▸ **EXERCISE OBJECTIVE**: Reproduce this listing in full.

▸ **Extracted records**:

★ ★ ★

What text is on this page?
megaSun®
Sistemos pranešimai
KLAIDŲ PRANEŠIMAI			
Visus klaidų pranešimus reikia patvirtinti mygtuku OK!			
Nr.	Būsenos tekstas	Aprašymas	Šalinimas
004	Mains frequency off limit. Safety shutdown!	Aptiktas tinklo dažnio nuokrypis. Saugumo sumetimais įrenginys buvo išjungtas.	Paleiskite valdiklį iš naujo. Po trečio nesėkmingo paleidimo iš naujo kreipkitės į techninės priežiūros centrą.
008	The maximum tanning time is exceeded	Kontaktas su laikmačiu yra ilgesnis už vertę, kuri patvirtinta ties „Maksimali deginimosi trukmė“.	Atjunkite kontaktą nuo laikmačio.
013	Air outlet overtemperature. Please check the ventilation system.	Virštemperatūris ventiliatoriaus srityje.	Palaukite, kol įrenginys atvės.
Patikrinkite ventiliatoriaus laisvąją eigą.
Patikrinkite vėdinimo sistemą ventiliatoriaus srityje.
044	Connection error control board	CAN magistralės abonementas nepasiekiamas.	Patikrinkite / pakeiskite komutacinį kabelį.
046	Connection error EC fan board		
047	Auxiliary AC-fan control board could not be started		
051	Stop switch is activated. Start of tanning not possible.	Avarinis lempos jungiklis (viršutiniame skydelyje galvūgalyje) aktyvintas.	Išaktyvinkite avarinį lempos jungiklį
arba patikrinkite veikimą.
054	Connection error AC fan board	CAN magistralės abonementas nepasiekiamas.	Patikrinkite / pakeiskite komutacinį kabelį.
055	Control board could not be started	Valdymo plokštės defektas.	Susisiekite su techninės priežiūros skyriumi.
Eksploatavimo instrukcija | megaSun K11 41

★ ★ ★

▸ **IN RESPONSE**:
What text is on this page?
megaSun®
Sistemos pranešimai
KLAIDŲ PRANEŠIMAI			
Visus klaidų pranešimus reikia patvirtinti mygtuku OK!			
Nr.	Būsenos tekstas	Aprašymas	Šalinimas
004	Mains frequency off limit. Safety shutdown!	Aptiktas tinklo dažnio nuokrypis. Saugumo sumetimais įrenginys buvo išjungtas.	Paleiskite valdiklį iš naujo. Po trečio nesėkmingo paleidimo iš naujo kreipkitės į techninės priežiūros centrą.
008	The maximum tanning time is exceeded	Kontaktas su laikmačiu yra ilgesnis už vertę, kuri patvirtinta ties „Maksimali deginimosi trukmė“.	Atjunkite kontaktą nuo laikmačio.
013	Air outlet overtemperature. Please check the ventilation system.	Virštemperatūris ventiliatoriaus srityje.	Palaukite, kol įrenginys atvės.
Patikrinkite ventiliatoriaus laisvąją eigą.
Patikrinkite vėdinimo sistemą ventiliatoriaus srityje.
044	Connection error control board	CAN magistralės abonementas nepasiekiamas.	Patikrinkite / pakeiskite komutacinį kabelį.
046	Connection error EC fan board		
047	Auxiliary AC-fan control board could not be started		
051	Stop switch is activated. Start of tanning not possible.	Avarinis lempos jungiklis (viršutiniame skydelyje galvūgalyje) aktyvintas.	Išaktyvinkite avarinį lempos jungiklį
arba patikrinkite veikimą.
054	Connection error AC fan board	CAN magistralės abonementas nepasiekiamas.	Patikrinkite / pakeiskite komutacinį kabelį.
055	Control board could not be started	Valdymo plokštės defektas.	Susisiekite su techninės priežiūros skyriumi.
Eksploatavimo instrukcija | megaSun K11 41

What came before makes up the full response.